It doesn't matter whether Trump attends the Inauguration Day ceremony, which is held to mark the handover on January 20. Generally on the day the outgoing president takes a ride along Pennsylvania Ave with the incoming president, before watching as the new president is sworn in.
Former US Navy intelligence and counter-terrorism specialist Malcolm Nance told Newsweek that the Secret Service could "physically remove him" if it came to that.
"They may have to put hands on him to remove him. They may tell him if he doesn't make his flight, he may have to contract his own flight," Nance said.
On January 20, Trump would also lose authority over the US Armed Forces, access to the presidential Air Force One and the bulletproof Cadillac limousine, known as the Beast.
"The transition process is automated. There is no 'do-it yourself' move," Nance said.
"So if he doesn't have a designated place, they'll decide for him. Basically, the systematic things will happen whether he's a willing participant or not."
THERE'S STILL A LOT TO HAPPEN BEFOREHAND
Before Donald Trump can be escorted out of the White House there are a number of steps that need to happen even after the GSA confirms Biden's win, including the resolution of all legal cases.
States have until December 8 to resolve any legal disputes, although this could be extended, according to the National Constitution Center.
The next step is for the members of the electoral college to meet on December 14 to cast their ballots. Generally they do this in line with how their state voted in the presidential election. This is not guaranteed but some states allow votes that aren't loyal to the vote to be disregarded.

# Aim of the task
Print the part of the presidential transition article that opens with the words containing "It doesn't matter" and closes with "as the Beast.".

# Information shown

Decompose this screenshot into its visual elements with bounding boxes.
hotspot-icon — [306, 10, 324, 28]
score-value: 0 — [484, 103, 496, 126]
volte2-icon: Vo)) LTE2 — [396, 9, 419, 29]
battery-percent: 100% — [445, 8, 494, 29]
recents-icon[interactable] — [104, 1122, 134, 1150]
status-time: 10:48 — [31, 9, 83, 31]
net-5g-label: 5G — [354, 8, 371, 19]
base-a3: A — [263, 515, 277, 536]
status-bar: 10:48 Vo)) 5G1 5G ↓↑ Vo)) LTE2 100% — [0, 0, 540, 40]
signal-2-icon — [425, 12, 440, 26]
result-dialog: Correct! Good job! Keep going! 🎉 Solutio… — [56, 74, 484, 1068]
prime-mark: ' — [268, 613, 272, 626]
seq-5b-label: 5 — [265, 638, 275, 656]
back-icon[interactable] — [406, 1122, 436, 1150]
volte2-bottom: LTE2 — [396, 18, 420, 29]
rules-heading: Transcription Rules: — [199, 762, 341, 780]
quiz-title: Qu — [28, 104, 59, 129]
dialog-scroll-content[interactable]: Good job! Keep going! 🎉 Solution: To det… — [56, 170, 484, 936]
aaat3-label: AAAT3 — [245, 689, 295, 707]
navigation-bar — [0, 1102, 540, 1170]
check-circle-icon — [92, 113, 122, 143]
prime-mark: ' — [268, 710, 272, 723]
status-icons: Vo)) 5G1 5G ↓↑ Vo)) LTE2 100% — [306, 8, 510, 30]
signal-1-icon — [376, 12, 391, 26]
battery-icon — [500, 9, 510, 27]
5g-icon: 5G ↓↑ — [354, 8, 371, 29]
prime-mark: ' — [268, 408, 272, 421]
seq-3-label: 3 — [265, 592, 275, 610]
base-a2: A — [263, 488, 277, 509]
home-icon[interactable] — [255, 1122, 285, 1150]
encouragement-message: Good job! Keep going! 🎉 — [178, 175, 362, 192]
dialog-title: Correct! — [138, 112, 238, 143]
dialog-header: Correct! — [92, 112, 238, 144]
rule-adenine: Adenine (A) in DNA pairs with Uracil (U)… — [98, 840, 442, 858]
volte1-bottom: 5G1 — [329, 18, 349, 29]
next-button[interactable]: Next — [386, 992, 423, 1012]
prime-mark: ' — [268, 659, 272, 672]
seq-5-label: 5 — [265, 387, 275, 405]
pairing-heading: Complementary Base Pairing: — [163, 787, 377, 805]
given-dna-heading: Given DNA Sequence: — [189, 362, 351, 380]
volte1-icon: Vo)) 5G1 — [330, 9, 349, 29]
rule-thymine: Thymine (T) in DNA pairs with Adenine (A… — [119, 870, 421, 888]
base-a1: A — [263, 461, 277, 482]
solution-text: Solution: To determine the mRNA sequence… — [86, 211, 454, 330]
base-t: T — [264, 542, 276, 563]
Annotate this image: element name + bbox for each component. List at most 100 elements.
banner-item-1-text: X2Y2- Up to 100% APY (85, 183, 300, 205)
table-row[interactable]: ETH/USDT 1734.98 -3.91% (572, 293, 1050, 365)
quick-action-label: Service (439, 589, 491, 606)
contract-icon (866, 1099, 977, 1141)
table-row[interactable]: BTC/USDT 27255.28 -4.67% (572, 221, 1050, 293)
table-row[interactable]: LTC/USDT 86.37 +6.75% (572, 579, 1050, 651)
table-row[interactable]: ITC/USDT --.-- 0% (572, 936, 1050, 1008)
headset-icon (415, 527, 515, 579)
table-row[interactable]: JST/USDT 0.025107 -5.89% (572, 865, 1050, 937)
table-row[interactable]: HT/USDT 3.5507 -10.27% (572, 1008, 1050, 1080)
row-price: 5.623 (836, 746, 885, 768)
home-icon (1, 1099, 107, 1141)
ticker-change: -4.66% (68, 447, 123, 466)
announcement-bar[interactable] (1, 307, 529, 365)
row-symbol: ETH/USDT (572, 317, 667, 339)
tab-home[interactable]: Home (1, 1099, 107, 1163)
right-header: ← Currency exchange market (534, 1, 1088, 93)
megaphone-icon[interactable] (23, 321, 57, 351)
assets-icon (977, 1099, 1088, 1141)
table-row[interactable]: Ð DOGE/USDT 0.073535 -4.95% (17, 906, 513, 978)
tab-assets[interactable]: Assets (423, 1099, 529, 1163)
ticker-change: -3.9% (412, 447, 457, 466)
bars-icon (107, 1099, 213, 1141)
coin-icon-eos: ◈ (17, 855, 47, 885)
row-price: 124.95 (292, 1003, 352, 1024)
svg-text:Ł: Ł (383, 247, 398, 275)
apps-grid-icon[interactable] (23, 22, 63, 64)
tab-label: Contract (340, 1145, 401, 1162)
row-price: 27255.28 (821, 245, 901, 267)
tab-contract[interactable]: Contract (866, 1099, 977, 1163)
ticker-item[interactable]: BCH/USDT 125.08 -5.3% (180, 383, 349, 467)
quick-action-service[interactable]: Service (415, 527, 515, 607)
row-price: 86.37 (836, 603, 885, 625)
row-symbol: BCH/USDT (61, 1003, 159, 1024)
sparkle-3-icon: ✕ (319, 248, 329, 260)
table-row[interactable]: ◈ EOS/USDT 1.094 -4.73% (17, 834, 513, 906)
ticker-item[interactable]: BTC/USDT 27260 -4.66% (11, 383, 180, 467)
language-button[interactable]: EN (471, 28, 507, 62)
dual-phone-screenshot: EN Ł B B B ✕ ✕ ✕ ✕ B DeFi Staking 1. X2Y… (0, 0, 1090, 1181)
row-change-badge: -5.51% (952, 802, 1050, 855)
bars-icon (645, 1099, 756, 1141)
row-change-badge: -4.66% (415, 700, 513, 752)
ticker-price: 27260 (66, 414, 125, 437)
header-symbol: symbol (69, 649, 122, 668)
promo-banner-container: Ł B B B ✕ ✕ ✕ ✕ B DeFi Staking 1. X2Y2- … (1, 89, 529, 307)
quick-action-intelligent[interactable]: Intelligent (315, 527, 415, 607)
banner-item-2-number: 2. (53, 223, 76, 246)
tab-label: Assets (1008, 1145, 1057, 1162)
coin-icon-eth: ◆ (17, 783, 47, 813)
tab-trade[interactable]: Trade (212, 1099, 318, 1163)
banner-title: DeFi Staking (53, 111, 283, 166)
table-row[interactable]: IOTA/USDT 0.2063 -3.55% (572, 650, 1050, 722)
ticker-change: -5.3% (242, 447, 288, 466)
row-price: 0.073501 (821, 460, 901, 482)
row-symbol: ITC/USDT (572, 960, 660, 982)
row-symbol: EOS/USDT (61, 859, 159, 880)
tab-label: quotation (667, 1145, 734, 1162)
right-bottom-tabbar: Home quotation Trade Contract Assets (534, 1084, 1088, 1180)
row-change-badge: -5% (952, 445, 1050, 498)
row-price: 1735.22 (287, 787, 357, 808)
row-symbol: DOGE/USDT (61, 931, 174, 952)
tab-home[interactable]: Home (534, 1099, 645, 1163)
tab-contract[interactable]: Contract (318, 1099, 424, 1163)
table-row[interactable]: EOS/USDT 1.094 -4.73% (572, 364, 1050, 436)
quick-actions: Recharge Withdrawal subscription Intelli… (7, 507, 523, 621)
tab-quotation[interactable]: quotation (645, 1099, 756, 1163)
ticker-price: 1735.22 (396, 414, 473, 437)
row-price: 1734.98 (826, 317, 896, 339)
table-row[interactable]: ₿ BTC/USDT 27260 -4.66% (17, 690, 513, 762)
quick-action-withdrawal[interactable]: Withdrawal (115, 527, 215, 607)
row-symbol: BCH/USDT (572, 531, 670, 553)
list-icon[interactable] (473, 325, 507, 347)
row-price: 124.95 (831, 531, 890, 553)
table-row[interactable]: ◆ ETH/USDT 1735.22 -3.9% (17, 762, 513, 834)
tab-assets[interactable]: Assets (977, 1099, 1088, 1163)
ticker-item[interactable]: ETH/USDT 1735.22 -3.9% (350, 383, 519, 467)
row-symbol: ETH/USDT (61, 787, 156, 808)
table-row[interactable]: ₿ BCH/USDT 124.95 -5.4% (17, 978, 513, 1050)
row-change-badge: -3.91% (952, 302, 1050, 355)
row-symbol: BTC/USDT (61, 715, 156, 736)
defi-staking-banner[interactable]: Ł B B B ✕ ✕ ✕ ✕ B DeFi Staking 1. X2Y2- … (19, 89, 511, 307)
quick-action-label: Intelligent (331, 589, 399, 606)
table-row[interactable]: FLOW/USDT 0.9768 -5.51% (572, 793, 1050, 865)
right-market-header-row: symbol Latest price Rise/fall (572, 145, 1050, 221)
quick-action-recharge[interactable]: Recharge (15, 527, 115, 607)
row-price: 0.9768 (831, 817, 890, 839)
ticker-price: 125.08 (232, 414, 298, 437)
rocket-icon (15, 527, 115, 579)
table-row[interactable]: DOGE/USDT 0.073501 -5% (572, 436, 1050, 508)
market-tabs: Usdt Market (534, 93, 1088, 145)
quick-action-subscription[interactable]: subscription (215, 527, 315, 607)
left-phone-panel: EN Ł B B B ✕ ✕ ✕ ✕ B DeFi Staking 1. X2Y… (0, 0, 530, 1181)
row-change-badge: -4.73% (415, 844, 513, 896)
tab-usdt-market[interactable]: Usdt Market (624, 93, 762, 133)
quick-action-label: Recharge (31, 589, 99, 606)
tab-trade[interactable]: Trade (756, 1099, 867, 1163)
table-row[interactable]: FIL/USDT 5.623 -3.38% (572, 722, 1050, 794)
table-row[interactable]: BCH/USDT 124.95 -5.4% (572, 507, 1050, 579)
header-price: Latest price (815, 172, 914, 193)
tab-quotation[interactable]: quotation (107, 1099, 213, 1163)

# Output for this task
It doesn't matter whether Trump attends the Inauguration Day ceremony, which is held to mark the handover on January 20. Generally on the day the outgoing president takes a ride along Pennsylvania Ave with the incoming president, before watching as the new president is sworn in.
Former US Navy intelligence and counter-terrorism specialist Malcolm Nance told Newsweek that the Secret Service could "physically remove him" if it came to that.
"They may have to put hands on him to remove him. They may tell him if he doesn't make his flight, he may have to contract his own flight," Nance said.
On January 20, Trump would also lose authority over the US Armed Forces, access to the presidential Air Force One and the bulletproof Cadillac limousine, known as the Beast.